----- Material for the task -----

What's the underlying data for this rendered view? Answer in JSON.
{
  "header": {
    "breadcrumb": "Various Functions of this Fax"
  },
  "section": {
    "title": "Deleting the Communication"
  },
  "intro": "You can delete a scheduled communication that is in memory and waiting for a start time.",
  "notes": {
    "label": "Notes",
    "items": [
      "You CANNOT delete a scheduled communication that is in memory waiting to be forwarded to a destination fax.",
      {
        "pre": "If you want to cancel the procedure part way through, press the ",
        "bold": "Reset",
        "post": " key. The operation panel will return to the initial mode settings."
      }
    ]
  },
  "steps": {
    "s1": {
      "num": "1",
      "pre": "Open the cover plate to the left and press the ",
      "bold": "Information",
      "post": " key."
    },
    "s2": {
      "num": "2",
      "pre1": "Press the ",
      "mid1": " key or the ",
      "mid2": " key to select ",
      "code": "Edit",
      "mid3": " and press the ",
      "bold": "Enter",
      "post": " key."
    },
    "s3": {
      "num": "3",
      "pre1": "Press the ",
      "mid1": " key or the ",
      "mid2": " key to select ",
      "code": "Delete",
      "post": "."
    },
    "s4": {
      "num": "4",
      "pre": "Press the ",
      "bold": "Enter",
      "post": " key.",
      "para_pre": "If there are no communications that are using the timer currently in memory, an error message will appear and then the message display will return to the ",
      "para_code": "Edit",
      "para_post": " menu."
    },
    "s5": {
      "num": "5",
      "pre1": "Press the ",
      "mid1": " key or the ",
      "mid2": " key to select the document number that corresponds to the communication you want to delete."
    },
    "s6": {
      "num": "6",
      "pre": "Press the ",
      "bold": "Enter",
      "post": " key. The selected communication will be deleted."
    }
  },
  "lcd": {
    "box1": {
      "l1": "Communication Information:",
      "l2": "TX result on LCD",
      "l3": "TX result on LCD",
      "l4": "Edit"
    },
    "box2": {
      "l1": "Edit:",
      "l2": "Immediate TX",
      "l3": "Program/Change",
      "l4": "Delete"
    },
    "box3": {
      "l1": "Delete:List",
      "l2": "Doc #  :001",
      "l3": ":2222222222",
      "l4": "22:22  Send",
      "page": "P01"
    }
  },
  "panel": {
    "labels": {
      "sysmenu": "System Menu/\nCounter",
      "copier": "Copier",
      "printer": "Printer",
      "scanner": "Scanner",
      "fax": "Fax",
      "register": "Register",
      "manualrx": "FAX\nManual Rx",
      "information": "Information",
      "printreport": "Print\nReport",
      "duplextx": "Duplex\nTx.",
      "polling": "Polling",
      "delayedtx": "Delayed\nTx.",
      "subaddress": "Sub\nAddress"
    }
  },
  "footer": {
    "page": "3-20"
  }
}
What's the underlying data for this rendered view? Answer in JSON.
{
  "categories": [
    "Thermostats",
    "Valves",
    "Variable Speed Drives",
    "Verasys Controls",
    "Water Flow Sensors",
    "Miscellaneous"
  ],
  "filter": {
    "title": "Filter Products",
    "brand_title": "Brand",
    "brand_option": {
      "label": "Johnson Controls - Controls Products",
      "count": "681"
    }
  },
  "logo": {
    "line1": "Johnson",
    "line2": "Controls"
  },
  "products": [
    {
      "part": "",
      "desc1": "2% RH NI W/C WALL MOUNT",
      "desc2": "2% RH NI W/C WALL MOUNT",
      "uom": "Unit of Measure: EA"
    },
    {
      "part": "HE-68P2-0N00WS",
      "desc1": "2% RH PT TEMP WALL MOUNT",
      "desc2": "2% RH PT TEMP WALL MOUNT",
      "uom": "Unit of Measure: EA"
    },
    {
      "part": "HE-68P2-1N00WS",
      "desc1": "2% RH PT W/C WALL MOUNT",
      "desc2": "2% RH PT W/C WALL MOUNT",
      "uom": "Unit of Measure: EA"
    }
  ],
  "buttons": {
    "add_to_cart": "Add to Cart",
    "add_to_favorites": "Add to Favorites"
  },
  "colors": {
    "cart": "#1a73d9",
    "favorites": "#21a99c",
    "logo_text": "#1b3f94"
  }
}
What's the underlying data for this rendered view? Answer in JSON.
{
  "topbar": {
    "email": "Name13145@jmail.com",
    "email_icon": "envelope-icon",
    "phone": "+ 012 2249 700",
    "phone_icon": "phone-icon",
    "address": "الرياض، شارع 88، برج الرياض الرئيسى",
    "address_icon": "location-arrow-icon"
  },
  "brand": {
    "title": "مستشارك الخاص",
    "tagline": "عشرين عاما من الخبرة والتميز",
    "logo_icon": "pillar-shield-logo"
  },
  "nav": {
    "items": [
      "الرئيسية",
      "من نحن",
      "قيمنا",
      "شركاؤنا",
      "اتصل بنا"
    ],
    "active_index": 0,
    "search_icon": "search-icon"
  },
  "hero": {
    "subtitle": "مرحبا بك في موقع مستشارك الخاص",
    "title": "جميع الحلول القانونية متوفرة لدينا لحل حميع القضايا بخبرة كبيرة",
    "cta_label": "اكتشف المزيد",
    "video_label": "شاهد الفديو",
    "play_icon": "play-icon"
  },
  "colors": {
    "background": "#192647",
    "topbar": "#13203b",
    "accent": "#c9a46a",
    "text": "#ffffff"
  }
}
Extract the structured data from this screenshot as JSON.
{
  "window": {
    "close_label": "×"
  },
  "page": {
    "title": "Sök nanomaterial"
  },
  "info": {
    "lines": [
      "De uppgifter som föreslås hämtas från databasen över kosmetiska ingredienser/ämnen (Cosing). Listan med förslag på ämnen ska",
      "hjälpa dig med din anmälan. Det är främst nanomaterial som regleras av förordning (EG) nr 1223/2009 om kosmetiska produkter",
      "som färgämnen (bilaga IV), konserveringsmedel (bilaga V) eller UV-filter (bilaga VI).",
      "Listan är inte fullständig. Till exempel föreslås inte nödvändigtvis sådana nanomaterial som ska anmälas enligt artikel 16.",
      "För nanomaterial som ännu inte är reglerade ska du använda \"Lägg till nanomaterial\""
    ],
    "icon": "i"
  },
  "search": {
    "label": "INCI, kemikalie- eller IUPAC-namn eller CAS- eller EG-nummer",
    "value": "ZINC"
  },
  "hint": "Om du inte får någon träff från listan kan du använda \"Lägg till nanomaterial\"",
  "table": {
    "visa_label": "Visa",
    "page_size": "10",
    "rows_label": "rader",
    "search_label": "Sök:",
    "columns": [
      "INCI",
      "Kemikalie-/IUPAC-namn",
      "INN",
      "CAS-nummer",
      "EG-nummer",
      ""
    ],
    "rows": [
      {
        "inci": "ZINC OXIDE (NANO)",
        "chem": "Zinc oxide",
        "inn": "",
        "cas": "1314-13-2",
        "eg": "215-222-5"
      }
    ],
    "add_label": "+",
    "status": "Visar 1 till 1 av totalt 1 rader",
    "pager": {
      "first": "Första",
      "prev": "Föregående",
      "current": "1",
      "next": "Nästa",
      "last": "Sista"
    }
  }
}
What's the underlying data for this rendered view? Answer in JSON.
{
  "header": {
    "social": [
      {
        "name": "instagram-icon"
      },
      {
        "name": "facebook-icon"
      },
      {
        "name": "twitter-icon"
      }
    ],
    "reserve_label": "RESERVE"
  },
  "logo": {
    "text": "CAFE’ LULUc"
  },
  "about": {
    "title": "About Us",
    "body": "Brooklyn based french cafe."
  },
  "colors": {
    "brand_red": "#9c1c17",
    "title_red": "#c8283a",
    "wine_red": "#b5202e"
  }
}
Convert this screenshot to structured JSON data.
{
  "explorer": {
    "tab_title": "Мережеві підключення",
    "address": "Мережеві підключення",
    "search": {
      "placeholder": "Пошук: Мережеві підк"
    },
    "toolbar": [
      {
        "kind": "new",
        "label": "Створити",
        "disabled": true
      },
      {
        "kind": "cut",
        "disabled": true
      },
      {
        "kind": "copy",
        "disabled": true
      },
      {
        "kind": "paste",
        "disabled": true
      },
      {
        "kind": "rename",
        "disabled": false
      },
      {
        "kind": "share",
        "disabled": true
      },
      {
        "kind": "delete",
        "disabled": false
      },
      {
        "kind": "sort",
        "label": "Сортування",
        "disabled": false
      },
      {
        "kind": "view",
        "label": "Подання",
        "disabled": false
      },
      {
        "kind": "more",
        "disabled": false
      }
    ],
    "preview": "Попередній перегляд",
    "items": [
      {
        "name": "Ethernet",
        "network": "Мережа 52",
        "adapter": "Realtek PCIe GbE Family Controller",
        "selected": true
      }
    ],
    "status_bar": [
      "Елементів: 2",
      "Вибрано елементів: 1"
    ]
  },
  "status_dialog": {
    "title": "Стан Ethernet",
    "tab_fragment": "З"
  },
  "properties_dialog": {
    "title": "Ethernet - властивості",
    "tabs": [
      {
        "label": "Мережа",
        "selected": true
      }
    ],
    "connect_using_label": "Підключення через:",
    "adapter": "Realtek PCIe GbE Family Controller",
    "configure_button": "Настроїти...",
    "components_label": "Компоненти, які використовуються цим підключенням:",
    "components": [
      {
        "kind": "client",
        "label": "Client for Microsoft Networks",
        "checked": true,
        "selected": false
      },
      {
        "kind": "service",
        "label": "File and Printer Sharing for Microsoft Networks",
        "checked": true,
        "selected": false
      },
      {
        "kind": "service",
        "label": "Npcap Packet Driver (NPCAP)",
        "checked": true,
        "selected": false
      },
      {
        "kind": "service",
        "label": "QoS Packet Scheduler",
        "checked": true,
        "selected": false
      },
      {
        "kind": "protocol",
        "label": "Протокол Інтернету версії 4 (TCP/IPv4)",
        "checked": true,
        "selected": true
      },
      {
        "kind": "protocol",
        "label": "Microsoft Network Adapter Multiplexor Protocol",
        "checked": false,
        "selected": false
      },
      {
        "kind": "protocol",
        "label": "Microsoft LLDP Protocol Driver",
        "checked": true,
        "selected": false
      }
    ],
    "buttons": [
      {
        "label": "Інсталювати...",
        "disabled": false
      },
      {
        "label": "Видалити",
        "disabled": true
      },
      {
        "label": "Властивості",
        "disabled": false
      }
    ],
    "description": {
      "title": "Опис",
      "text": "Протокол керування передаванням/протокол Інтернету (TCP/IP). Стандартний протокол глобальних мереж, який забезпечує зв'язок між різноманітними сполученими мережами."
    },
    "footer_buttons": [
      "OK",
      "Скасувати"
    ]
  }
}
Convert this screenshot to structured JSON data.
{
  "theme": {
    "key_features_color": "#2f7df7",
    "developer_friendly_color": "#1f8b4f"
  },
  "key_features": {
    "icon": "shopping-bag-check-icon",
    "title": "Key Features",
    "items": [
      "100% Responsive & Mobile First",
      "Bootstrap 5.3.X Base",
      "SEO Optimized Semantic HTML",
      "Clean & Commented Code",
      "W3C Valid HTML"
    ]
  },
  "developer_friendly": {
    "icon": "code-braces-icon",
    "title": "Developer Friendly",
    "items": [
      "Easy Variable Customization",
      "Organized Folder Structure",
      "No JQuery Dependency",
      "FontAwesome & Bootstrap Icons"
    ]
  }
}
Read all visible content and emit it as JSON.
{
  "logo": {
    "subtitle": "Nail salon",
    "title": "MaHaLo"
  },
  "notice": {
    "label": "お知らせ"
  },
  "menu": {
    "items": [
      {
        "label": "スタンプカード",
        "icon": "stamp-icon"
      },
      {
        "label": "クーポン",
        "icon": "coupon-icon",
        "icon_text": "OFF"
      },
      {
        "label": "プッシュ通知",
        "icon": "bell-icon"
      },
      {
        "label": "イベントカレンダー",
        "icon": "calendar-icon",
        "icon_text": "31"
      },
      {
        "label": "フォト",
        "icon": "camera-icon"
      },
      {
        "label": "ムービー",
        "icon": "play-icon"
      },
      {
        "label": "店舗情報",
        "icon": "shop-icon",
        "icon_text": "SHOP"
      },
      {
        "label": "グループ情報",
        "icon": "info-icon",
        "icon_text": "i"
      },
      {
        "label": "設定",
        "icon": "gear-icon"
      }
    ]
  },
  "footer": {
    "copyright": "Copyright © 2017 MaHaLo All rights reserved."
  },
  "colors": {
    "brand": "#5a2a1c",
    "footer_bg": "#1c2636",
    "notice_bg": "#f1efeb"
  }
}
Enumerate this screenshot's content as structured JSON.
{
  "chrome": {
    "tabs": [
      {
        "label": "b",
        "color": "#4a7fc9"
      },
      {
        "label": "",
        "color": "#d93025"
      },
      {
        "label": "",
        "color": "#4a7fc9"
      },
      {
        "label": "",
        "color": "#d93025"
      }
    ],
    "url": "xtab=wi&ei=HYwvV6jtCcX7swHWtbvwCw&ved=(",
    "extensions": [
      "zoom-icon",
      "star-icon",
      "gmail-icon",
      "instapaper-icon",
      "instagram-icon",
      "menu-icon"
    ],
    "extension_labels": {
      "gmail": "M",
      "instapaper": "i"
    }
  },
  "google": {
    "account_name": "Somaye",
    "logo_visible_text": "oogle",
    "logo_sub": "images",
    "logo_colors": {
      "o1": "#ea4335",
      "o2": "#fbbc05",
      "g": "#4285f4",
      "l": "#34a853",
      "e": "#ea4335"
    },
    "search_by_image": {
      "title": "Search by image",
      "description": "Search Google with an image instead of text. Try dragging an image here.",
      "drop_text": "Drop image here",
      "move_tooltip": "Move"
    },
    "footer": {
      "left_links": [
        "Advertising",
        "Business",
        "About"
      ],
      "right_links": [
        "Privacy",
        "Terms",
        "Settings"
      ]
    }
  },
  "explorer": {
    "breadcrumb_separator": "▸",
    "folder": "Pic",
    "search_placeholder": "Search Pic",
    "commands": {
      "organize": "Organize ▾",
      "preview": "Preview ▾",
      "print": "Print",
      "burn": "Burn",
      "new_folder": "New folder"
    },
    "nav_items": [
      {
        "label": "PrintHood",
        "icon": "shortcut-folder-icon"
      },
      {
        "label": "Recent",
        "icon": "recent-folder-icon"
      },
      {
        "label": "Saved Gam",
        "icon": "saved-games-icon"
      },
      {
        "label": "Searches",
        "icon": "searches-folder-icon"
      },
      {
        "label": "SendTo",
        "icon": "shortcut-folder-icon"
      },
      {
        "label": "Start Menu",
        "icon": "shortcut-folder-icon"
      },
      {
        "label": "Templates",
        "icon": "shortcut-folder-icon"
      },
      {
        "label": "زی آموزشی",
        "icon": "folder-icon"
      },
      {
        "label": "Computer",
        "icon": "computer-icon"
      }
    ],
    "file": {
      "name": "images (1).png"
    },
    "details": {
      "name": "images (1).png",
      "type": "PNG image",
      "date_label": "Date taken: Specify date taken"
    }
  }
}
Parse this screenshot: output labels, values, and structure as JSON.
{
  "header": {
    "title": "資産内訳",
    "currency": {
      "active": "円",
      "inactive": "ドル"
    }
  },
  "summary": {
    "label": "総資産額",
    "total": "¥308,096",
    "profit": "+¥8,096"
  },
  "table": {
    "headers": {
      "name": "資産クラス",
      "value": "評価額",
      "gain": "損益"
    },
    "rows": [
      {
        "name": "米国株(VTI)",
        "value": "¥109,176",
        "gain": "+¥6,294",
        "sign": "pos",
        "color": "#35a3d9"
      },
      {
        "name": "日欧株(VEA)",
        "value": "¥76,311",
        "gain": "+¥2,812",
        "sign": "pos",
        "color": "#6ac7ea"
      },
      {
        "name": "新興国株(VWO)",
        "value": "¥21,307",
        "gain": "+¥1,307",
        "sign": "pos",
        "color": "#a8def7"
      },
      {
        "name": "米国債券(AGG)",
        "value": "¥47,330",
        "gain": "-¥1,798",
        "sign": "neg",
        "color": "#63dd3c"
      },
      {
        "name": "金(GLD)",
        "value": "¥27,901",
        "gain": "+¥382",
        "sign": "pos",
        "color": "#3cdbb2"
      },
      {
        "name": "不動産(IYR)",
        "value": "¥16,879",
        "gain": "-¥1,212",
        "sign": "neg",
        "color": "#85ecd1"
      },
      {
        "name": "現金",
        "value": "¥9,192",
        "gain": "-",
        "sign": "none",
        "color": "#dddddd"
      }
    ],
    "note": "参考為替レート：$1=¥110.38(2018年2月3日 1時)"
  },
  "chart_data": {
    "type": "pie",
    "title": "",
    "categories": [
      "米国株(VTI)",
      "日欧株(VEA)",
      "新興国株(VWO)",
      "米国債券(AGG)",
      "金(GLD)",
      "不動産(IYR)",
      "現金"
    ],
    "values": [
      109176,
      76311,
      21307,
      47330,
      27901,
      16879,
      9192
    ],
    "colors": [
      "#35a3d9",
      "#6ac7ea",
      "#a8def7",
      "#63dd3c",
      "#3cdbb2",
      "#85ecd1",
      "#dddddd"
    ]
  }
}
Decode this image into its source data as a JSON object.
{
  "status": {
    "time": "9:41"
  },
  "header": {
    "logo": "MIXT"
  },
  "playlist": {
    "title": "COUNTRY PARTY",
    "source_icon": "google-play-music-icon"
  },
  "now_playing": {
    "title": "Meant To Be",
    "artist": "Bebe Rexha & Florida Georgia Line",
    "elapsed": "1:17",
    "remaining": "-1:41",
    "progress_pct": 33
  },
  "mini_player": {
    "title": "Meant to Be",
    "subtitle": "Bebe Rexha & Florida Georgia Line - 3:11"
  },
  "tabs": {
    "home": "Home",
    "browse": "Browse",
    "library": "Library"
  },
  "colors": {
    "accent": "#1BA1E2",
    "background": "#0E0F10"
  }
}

-----

**Problem to solve**
Gather each line of the listing containing the word "will" and show it.

**Task answer**
        "post": " key. The operation panel will return to the initial mode settings."
      "para_pre": "If there are no communications that are using the timer currently in memory, an error message will appear and then the message display will return to the ",
      "post": " key. The selected communication will be deleted."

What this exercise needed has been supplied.